The problem:
A faithful transcription of all the data is required.

Provided records:
◇ ◇ ◇ ◇ ◇

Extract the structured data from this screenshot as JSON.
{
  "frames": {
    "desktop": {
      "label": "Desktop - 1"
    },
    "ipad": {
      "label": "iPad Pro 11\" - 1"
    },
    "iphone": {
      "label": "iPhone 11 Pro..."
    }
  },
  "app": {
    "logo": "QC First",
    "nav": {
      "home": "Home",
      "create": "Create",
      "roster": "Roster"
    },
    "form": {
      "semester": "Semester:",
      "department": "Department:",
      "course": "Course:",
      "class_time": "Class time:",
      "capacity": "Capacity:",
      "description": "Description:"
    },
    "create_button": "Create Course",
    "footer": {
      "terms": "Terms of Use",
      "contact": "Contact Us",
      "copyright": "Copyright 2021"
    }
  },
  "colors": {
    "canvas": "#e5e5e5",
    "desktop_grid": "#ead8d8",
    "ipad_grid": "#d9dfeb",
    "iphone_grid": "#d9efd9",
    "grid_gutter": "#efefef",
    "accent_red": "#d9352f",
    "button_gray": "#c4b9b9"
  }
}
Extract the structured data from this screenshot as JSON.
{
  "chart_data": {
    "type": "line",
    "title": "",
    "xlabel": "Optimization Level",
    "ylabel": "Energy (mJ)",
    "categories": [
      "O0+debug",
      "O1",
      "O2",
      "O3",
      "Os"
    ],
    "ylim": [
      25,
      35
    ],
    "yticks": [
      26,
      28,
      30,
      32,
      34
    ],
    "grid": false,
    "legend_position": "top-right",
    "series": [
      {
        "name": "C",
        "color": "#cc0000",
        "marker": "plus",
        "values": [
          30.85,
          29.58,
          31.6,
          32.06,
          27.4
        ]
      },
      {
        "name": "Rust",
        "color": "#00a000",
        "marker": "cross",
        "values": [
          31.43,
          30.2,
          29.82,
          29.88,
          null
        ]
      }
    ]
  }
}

◇ ◇ ◇ ◇ ◇

Complete answer:
Extract the structured data from this screenshot as JSON.
{
  "frames": {
    "desktop": {
      "label": "Desktop - 1"
    },
    "ipad": {
      "label": "iPad Pro 11\" - 1"
    },
    "iphone": {
      "label": "iPhone 11 Pro..."
    }
  },
  "app": {
    "logo": "QC First",
    "nav": {
      "home": "Home",
      "create": "Create",
      "roster": "Roster"
    },
    "form": {
      "semester": "Semester:",
      "department": "Department:",
      "course": "Course:",
      "class_time": "Class time:",
      "capacity": "Capacity:",
      "description": "Description:"
    },
    "create_button": "Create Course",
    "footer": {
      "terms": "Terms of Use",
      "contact": "Contact Us",
      "copyright": "Copyright 2021"
    }
  },
  "colors": {
    "canvas": "#e5e5e5",
    "desktop_grid": "#ead8d8",
    "ipad_grid": "#d9dfeb",
    "iphone_grid": "#d9efd9",
    "grid_gutter": "#efefef",
    "accent_red": "#d9352f",
    "button_gray": "#c4b9b9"
  }
}
Extract the structured data from this screenshot as JSON.
{
  "chart_data": {
    "type": "line",
    "title": "",
    "xlabel": "Optimization Level",
    "ylabel": "Energy (mJ)",
    "categories": [
      "O0+debug",
      "O1",
      "O2",
      "O3",
      "Os"
    ],
    "ylim": [
      25,
      35
    ],
    "yticks": [
      26,
      28,
      30,
      32,
      34
    ],
    "grid": false,
    "legend_position": "top-right",
    "series": [
      {
        "name": "C",
        "color": "#cc0000",
        "marker": "plus",
        "values": [
          30.85,
          29.58,
          31.6,
          32.06,
          27.4
        ]
      },
      {
        "name": "Rust",
        "color": "#00a000",
        "marker": "cross",
        "values": [
          31.43,
          30.2,
          29.82,
          29.88,
          null
        ]
      }
    ]
  }
}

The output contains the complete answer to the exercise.